### Data to process

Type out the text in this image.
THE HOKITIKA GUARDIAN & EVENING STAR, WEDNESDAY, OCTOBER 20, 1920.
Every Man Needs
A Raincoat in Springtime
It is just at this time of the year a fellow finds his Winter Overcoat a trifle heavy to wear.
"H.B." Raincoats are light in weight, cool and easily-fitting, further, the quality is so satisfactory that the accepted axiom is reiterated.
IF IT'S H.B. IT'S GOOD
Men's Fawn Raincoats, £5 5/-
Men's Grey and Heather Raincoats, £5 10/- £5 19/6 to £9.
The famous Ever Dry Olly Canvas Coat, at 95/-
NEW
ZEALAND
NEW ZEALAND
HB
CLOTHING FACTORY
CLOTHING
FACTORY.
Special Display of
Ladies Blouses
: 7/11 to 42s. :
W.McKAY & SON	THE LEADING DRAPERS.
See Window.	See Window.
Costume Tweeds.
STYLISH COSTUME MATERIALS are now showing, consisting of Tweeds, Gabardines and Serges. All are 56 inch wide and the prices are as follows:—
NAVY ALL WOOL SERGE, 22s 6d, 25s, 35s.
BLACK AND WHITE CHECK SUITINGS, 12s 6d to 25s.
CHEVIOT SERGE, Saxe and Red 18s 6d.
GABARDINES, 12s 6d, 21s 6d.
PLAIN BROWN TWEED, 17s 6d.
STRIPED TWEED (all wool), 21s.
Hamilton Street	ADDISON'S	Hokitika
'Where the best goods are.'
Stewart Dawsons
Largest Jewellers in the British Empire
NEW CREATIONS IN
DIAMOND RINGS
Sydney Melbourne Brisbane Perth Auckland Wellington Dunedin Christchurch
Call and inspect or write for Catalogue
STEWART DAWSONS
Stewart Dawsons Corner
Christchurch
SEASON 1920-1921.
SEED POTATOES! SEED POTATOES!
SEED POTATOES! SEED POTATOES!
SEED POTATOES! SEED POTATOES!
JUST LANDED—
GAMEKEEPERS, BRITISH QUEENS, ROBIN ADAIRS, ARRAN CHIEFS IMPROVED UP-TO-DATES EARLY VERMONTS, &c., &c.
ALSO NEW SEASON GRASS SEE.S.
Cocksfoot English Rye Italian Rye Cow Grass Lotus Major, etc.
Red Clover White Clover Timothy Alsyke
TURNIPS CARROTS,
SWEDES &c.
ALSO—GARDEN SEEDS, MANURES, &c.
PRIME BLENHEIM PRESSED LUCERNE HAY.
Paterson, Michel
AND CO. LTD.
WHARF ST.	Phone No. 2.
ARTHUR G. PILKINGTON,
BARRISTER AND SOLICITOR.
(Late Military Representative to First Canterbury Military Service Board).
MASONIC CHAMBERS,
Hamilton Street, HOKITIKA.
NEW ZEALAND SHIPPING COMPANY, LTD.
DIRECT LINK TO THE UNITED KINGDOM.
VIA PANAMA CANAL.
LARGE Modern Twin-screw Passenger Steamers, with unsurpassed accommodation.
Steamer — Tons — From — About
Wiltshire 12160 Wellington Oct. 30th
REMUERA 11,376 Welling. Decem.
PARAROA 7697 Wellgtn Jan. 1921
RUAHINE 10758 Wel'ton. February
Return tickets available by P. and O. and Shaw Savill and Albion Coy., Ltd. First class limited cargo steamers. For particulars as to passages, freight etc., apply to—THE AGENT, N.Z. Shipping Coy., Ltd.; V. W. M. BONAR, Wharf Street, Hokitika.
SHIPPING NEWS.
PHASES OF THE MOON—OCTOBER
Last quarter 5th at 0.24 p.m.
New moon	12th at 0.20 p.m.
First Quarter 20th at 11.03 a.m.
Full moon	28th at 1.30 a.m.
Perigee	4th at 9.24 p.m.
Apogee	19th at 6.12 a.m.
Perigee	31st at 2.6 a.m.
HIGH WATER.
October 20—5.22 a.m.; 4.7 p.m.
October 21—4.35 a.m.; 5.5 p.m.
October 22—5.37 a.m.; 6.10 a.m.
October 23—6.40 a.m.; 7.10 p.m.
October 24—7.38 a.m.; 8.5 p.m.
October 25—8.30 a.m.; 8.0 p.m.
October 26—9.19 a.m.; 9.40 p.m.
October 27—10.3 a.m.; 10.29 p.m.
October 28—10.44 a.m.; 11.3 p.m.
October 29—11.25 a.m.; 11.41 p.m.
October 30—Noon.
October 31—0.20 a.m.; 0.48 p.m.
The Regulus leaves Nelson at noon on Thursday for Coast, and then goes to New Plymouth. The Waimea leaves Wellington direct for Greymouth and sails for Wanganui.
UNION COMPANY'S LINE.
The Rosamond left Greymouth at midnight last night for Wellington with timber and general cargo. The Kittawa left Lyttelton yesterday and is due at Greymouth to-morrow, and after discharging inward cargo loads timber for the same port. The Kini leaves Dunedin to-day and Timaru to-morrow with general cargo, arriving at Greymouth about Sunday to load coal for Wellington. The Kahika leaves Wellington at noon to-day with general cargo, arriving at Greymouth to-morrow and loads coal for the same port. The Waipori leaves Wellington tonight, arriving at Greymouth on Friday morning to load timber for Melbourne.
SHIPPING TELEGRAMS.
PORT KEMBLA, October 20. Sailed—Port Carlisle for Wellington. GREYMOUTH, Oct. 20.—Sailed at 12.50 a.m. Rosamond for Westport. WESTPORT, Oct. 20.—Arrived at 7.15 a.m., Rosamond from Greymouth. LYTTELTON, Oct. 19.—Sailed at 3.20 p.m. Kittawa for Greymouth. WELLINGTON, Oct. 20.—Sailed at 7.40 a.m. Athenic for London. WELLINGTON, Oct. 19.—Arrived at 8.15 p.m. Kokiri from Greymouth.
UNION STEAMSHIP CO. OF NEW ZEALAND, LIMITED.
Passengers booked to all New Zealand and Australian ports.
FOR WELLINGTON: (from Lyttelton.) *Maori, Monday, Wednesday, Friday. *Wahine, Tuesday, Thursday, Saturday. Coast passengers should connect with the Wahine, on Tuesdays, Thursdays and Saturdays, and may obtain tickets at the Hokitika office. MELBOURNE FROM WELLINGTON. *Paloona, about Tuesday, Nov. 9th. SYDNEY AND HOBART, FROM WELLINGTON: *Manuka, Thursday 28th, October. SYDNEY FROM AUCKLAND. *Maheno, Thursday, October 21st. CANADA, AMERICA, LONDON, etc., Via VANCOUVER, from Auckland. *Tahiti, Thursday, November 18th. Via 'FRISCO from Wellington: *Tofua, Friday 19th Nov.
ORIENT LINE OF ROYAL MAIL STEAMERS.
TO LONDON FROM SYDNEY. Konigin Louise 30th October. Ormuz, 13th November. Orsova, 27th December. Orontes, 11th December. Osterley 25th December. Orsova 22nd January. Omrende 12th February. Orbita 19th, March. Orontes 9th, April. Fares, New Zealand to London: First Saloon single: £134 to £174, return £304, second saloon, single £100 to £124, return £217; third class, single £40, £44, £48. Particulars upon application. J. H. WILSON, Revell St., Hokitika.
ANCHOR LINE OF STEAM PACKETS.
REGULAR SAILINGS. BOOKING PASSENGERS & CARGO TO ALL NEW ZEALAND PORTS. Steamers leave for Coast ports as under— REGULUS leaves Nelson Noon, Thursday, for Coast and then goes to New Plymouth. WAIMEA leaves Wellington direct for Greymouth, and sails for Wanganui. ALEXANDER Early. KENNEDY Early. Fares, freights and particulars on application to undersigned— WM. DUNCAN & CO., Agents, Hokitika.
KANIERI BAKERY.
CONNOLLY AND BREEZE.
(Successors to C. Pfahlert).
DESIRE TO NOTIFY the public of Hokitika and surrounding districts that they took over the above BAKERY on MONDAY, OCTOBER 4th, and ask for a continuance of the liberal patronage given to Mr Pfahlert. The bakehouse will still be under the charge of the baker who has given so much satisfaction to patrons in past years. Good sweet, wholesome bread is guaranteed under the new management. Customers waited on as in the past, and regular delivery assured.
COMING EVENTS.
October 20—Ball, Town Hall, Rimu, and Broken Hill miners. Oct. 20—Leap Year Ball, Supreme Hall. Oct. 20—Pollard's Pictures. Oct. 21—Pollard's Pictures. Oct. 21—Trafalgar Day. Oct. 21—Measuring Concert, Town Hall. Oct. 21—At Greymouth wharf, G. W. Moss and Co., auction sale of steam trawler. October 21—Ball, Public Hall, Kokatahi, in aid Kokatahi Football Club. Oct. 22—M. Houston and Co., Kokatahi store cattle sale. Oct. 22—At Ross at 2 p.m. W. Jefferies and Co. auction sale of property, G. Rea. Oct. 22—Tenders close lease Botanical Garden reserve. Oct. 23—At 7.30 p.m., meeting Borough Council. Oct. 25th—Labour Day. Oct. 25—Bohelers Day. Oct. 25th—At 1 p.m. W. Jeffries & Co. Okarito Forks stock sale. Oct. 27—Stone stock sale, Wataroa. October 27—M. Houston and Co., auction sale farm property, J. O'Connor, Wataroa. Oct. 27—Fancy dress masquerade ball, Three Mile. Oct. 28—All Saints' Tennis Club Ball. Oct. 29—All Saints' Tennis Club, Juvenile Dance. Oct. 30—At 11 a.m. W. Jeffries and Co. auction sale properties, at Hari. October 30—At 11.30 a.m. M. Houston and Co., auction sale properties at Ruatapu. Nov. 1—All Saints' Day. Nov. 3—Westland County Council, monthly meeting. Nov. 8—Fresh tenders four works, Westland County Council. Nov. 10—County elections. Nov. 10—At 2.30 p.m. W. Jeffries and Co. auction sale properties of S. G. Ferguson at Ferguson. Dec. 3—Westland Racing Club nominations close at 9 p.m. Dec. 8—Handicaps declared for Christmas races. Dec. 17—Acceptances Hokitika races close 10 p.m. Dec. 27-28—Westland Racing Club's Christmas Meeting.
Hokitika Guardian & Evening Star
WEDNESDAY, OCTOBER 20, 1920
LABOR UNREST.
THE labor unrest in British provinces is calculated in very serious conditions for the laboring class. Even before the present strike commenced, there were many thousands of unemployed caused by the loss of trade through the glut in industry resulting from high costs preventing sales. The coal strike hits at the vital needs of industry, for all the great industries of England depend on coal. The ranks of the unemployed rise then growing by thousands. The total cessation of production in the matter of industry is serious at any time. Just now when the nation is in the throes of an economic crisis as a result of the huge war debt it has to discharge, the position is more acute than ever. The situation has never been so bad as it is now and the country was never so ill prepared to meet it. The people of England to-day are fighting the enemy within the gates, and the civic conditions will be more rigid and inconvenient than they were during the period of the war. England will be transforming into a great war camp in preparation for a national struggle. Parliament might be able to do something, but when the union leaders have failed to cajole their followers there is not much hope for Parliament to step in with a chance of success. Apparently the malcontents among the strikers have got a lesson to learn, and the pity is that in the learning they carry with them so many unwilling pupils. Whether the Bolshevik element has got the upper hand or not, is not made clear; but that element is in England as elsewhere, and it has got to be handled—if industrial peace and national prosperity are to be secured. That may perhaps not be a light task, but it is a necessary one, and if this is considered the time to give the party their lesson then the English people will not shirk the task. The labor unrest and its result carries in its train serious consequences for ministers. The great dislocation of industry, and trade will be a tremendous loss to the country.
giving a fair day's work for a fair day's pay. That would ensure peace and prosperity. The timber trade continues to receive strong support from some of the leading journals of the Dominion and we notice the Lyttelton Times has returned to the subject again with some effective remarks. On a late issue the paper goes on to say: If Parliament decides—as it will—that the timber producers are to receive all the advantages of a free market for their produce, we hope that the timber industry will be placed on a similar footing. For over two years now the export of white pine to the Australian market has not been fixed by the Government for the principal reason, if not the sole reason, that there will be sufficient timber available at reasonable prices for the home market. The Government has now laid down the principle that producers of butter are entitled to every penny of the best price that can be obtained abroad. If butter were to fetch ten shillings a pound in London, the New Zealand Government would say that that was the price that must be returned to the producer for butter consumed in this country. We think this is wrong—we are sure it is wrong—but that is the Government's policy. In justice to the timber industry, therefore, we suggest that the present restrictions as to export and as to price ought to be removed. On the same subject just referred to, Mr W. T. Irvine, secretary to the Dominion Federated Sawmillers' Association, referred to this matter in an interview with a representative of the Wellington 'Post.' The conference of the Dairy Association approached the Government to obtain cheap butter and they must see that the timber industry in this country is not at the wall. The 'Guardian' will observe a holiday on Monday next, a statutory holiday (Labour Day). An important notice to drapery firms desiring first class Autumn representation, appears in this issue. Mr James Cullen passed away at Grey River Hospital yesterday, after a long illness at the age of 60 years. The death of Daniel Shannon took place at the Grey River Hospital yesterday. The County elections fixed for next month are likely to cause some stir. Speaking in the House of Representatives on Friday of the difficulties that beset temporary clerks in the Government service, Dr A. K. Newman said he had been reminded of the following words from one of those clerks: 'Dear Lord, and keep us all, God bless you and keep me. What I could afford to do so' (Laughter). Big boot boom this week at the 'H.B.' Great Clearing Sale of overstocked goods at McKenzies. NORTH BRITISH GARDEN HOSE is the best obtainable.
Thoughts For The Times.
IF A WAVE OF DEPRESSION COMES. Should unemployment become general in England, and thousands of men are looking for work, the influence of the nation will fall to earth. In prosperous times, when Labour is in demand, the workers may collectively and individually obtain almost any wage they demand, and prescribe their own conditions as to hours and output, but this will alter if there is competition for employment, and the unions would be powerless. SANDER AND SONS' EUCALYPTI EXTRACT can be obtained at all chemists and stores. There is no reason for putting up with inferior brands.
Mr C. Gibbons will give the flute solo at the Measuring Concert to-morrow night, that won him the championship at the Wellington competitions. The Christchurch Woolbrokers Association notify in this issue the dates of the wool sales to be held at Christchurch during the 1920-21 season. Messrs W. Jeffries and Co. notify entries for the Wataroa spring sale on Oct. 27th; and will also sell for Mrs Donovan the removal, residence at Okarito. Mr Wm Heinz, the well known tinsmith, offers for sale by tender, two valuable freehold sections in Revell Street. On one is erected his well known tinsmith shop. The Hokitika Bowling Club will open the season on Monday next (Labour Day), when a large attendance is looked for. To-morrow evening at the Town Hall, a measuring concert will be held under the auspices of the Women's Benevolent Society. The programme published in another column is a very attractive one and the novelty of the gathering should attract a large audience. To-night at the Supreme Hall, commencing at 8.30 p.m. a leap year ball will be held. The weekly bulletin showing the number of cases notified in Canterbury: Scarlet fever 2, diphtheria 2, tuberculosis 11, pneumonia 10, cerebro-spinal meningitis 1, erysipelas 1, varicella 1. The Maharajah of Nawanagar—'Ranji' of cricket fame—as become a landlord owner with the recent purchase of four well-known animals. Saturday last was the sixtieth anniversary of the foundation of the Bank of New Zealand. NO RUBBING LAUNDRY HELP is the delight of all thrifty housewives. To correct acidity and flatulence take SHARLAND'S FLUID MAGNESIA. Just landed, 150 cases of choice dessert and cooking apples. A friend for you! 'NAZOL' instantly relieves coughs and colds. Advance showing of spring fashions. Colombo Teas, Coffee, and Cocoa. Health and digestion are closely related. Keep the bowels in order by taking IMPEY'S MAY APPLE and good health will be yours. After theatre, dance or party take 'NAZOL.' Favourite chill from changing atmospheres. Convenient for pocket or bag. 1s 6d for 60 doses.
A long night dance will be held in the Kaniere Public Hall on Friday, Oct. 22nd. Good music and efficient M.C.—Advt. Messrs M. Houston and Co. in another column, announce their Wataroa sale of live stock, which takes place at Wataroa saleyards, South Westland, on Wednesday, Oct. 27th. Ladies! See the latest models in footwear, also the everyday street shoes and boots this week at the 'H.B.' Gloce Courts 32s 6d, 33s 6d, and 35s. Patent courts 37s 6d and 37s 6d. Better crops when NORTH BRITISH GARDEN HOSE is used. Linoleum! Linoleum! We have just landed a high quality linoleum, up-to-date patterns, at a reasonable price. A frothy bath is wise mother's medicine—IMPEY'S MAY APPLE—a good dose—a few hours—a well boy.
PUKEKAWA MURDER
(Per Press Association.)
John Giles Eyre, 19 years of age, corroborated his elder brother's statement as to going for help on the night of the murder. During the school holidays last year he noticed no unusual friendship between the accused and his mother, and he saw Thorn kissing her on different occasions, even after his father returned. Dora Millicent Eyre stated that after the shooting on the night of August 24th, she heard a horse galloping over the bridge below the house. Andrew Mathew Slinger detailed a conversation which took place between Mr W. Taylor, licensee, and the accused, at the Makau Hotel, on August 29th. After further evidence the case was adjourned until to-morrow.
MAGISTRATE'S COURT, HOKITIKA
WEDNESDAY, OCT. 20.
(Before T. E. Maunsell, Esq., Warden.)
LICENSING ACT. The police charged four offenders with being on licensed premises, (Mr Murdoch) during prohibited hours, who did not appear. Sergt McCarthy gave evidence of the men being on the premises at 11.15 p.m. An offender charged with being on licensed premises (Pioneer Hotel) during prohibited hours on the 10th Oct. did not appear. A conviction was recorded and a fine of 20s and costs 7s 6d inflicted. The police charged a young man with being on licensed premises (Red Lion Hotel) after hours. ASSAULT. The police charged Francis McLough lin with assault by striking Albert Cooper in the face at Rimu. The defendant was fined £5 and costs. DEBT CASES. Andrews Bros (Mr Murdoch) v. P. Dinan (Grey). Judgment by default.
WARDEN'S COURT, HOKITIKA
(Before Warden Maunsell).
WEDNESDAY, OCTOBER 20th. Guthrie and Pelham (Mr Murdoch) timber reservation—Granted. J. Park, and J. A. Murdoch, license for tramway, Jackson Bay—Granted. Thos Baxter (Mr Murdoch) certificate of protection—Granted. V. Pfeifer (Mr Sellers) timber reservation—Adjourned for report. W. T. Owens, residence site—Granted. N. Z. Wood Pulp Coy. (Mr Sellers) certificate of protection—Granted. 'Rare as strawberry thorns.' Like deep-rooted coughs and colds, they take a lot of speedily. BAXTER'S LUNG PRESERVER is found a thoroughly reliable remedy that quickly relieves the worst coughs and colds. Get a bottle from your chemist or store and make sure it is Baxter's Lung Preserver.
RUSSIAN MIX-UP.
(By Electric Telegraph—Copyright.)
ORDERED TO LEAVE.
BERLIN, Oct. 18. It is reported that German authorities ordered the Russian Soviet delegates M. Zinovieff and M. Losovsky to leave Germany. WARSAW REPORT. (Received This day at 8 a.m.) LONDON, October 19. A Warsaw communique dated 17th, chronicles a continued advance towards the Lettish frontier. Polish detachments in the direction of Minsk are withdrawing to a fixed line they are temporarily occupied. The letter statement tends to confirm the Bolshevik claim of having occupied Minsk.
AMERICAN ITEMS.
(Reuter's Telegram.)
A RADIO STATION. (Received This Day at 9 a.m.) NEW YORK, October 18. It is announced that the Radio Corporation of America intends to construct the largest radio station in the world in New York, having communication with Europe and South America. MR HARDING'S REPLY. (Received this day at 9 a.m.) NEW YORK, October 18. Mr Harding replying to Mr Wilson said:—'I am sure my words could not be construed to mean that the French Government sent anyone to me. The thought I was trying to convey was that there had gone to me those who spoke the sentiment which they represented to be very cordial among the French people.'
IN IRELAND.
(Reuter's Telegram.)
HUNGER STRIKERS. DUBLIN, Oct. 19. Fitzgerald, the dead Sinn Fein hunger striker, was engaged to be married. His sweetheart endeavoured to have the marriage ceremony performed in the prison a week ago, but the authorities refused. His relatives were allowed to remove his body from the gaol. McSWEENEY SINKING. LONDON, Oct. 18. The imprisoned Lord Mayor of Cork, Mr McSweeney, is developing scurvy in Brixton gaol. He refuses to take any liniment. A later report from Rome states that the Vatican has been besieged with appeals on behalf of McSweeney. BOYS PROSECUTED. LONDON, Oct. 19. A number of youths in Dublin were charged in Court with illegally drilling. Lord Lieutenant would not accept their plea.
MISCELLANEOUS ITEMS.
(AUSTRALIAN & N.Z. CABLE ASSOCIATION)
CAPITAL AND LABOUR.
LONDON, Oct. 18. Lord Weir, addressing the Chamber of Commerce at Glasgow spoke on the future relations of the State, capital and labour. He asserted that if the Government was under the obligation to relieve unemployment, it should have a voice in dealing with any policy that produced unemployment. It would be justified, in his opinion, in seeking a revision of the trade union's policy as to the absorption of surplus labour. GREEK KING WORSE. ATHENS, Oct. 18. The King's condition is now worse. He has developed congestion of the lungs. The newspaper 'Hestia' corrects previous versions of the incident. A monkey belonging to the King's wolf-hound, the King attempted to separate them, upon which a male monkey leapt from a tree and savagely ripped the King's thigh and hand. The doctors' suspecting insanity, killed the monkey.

######

What to do: Find how many lines of the listing include the string "Received" and give that number, nothing else.

Solution for this task: 2